| Exercise prompt |
Copy all lines holding the word "ومزارع" from the entries.

| Saved entries |
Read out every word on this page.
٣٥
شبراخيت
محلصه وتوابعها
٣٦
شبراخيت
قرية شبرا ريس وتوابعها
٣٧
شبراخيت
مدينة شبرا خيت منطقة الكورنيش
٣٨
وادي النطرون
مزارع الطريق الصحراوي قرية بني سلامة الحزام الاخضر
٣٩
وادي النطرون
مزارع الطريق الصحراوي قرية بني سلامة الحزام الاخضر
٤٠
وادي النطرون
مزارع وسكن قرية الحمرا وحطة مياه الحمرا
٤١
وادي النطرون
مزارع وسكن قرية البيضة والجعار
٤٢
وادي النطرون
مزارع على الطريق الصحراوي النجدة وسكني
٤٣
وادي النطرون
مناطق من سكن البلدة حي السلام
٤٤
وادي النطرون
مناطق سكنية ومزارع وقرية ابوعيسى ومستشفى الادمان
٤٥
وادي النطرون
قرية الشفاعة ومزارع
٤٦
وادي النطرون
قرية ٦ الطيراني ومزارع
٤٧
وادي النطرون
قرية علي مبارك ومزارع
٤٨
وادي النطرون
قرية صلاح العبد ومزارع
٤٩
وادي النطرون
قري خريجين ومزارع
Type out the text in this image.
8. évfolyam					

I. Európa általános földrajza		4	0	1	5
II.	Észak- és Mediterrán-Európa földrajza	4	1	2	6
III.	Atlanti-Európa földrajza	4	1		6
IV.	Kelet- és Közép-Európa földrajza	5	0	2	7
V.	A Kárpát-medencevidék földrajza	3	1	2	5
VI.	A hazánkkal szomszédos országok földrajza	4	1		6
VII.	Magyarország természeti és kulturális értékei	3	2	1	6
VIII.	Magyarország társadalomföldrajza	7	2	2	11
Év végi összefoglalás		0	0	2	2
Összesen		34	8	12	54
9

| Task output |
مناطق سكنية ومزارع وقرية ابوعيسى ومستشفى الادمان
قرية الشفاعة ومزارع
قرية ٦ الطيراني ومزارع
قرية علي مبارك ومزارع
قرية صلاح العبد ومزارع
قري خريجين ومزارع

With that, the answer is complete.